Stored data:
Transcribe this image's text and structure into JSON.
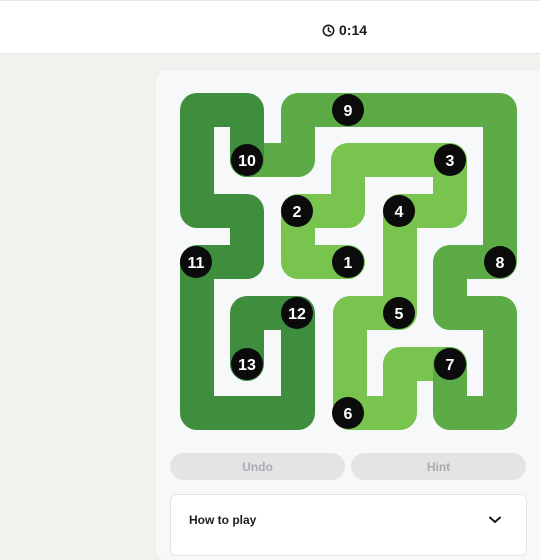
{
  "header": {
    "timer_icon": "clock-icon",
    "timer": "0:14"
  },
  "puzzle": {
    "numbers": [
      "1",
      "2",
      "3",
      "4",
      "5",
      "6",
      "7",
      "8",
      "9",
      "10",
      "11",
      "12",
      "13"
    ],
    "colors": {
      "light": "#79c44f",
      "mid": "#5cab47",
      "dark": "#3f8e3e",
      "dot": "#0b0b0b"
    }
  },
  "controls": {
    "undo_label": "Undo",
    "hint_label": "Hint"
  },
  "how_to_play": {
    "label": "How to play",
    "icon": "chevron-down-icon"
  }
}
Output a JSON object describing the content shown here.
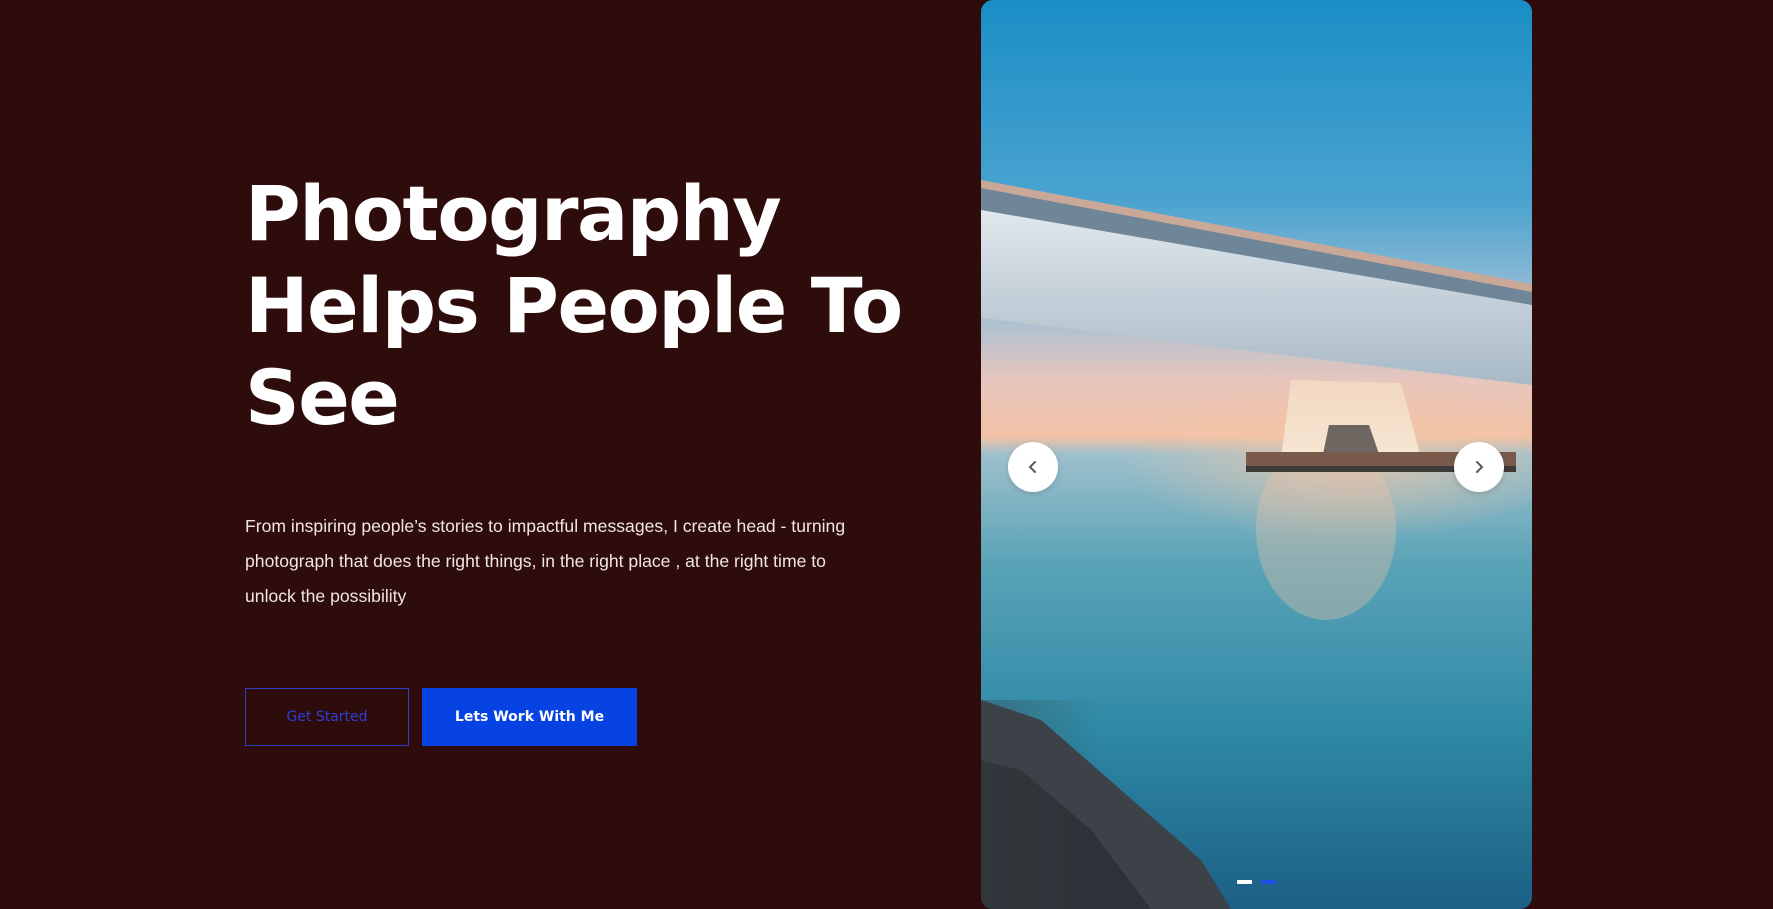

**Task brief:** Print all of the entries word for word. Omit the pictures they contain.

**Full solution:**
Transcribe this image's text and structure into JSON.
{
  "header": {
    "timer_icon": "clock-icon",
    "timer": "0:14"
  },
  "puzzle": {
    "numbers": [
      "1",
      "2",
      "3",
      "4",
      "5",
      "6",
      "7",
      "8",
      "9",
      "10",
      "11",
      "12",
      "13"
    ],
    "colors": {
      "light": "#79c44f",
      "mid": "#5cab47",
      "dark": "#3f8e3e",
      "dot": "#0b0b0b"
    }
  },
  "controls": {
    "undo_label": "Undo",
    "hint_label": "Hint"
  },
  "how_to_play": {
    "label": "How to play",
    "icon": "chevron-down-icon"
  }
}
Output a JSON object describing the content shown here.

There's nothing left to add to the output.